(Visual layout listing)
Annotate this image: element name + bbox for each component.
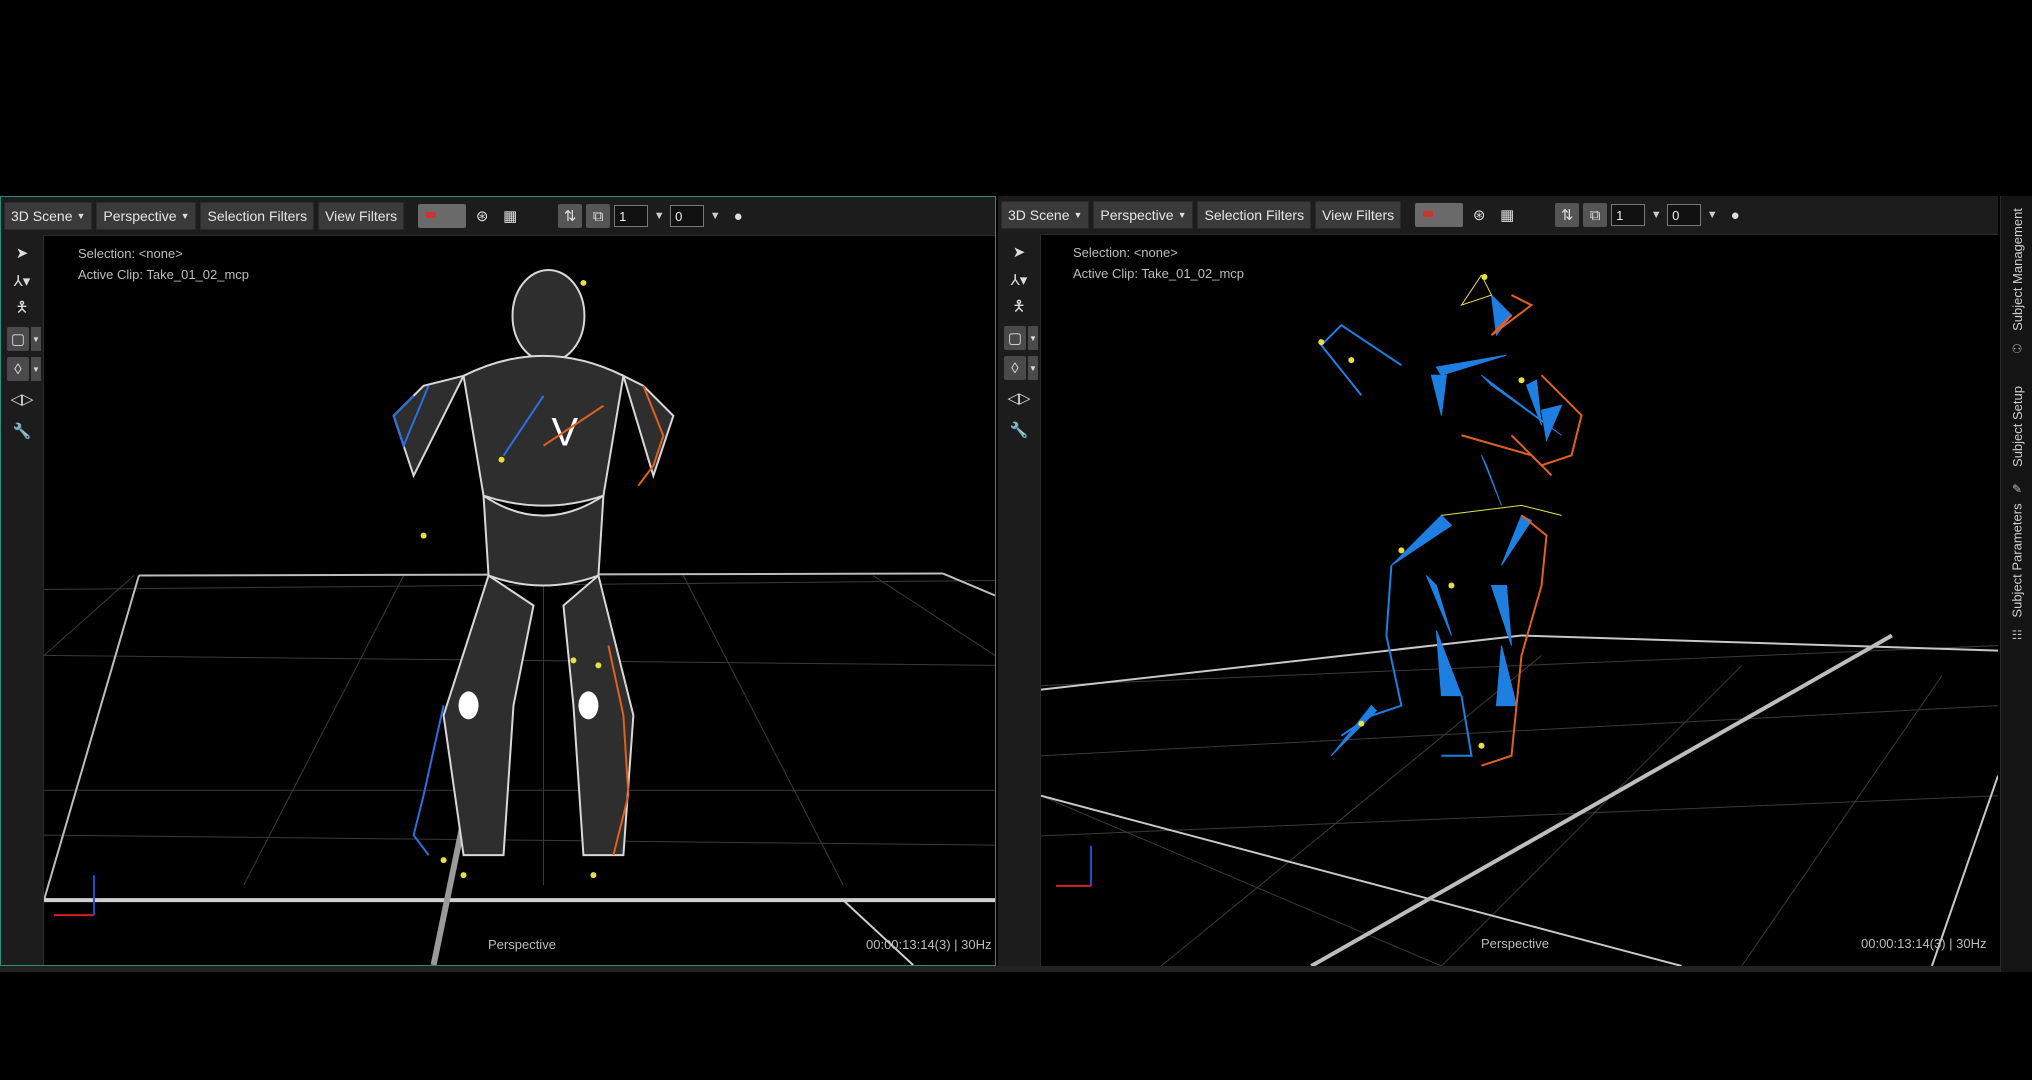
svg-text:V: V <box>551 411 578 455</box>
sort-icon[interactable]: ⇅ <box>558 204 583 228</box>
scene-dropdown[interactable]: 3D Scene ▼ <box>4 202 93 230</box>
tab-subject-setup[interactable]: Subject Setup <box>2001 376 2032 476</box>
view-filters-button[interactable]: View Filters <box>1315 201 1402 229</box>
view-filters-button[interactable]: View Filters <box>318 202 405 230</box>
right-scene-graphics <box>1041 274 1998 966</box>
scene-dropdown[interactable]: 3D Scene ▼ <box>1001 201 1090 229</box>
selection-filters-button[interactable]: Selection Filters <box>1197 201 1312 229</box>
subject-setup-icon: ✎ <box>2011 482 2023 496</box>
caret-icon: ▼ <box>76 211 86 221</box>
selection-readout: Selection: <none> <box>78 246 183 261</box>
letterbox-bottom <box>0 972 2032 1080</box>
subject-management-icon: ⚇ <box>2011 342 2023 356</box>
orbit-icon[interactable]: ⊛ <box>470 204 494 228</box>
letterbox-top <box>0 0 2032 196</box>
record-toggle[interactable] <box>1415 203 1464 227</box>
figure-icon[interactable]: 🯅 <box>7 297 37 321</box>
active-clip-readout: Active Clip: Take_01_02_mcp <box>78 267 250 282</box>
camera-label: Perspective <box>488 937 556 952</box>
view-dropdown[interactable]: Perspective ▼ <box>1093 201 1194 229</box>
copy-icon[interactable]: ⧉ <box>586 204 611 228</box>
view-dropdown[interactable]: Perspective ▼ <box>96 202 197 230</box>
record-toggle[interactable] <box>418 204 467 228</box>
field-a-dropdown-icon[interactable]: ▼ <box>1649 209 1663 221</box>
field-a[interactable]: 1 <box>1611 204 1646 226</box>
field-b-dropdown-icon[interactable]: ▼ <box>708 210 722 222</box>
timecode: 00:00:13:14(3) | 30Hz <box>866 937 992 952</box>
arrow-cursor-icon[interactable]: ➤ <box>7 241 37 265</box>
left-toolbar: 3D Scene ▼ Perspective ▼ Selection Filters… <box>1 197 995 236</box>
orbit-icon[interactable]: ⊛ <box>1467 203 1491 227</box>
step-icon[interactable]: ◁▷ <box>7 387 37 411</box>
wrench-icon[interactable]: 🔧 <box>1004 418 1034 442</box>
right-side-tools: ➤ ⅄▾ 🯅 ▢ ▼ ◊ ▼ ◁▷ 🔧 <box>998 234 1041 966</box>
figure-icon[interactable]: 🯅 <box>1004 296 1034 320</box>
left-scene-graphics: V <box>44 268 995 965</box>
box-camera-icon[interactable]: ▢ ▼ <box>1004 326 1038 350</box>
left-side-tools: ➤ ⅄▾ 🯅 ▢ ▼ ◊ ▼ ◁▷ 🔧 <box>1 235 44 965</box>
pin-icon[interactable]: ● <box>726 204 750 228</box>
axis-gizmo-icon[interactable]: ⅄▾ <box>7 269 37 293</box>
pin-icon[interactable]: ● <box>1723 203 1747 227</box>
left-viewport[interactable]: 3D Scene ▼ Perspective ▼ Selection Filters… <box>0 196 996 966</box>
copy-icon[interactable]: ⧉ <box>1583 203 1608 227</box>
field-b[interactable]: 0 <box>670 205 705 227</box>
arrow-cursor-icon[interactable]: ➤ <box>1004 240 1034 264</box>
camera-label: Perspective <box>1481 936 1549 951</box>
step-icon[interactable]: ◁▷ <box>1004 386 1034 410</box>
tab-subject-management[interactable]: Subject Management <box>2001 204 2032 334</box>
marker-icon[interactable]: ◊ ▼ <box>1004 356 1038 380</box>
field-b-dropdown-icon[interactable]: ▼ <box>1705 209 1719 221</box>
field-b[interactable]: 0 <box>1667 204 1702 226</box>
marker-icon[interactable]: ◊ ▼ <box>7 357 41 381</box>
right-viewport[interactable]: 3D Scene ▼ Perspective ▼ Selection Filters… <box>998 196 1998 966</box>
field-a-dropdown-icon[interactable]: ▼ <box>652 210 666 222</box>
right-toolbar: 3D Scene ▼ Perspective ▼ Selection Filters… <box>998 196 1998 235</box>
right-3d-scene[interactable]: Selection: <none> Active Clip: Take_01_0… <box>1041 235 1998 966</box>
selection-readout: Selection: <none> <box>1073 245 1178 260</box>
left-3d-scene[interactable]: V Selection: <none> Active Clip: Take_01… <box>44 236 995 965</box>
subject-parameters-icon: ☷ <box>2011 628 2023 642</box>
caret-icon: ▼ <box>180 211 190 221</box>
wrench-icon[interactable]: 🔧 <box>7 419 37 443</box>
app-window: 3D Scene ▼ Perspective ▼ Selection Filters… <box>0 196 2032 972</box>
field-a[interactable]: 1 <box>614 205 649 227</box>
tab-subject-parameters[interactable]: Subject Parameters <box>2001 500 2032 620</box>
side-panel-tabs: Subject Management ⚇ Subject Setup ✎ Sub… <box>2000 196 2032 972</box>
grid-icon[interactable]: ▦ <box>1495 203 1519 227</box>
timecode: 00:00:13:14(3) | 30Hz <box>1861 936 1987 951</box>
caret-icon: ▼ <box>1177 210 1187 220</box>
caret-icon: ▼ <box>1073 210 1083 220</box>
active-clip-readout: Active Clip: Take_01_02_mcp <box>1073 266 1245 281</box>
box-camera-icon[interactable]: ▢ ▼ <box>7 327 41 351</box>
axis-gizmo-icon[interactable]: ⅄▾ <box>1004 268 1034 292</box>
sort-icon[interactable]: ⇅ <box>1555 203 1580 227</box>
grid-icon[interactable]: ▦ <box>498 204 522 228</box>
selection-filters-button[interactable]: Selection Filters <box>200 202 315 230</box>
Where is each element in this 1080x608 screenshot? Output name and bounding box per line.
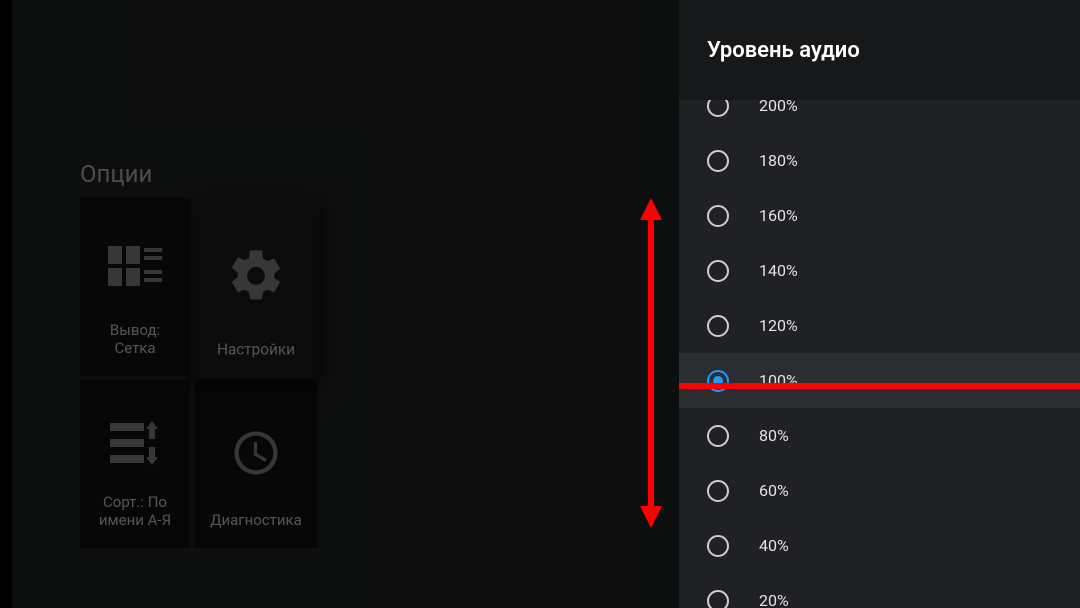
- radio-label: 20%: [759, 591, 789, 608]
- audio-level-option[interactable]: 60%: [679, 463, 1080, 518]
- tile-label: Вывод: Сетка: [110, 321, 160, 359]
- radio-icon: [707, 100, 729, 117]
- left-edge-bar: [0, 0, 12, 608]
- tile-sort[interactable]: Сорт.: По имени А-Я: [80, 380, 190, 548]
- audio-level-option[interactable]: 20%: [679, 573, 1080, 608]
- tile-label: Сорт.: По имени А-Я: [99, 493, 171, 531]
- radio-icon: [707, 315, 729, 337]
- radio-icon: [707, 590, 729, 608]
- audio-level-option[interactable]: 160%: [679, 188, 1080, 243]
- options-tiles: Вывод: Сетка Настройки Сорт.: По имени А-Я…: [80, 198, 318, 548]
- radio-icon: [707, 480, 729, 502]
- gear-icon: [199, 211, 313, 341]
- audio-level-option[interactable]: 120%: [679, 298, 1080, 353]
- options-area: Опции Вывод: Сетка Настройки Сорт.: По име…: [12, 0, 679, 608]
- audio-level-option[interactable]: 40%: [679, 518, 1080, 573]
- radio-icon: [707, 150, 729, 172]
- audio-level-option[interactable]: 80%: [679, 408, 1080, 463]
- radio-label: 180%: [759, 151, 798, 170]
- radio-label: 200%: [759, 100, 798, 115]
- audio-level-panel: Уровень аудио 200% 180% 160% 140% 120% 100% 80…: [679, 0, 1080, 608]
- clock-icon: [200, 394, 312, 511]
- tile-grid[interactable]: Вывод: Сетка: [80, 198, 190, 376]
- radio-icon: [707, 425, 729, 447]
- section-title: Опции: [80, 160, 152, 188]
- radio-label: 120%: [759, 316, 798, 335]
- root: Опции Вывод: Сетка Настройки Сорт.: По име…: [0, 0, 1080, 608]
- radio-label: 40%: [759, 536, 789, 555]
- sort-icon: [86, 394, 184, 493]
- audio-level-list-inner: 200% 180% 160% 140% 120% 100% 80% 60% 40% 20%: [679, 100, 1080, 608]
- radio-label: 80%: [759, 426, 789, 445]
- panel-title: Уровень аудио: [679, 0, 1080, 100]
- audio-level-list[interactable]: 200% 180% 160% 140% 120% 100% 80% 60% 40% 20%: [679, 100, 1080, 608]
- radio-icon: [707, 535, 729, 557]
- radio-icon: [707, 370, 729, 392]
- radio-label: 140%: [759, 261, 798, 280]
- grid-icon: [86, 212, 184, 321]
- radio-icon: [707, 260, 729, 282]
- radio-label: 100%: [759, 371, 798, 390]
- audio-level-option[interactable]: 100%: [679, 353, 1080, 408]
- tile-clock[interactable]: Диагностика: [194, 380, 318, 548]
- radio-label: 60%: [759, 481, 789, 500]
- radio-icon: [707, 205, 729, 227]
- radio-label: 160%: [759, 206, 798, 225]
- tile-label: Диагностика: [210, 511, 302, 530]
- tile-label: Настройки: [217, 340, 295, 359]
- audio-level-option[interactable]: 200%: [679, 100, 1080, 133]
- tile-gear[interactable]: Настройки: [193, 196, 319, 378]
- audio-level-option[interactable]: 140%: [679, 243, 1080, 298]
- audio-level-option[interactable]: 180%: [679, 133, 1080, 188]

● **What you are asked to do**: Return the lines of the listing above exactly, beginning with the line containing "- radio-label: 20%: [759, 591, 789, 608]" and continuing through the line containing "- audio-level-option[interactable]: 120%: [679, 298, 1080, 353]".

● **Exercise output**:
- radio-label: 20%: [759, 591, 789, 608]
- audio-level-option[interactable]: 60%: [679, 463, 1080, 518]
- tile-label: Вывод: Сетка: [110, 321, 160, 359]
- radio-icon: [707, 100, 729, 117]
- left-edge-bar: [0, 0, 12, 608]
- tile-sort[interactable]: Сорт.: По имени А-Я: [80, 380, 190, 548]
- audio-level-option[interactable]: 20%: [679, 573, 1080, 608]
- tile-label: Сорт.: По имени А-Я: [99, 493, 171, 531]
- radio-icon: [707, 315, 729, 337]
- radio-icon: [707, 590, 729, 608]
- audio-level-option[interactable]: 160%: [679, 188, 1080, 243]
- options-tiles: Вывод: Сетка Настройки Сорт.: По имени А-Я…: [80, 198, 318, 548]
- radio-icon: [707, 480, 729, 502]
- gear-icon: [199, 211, 313, 341]
- audio-level-option[interactable]: 120%: [679, 298, 1080, 353]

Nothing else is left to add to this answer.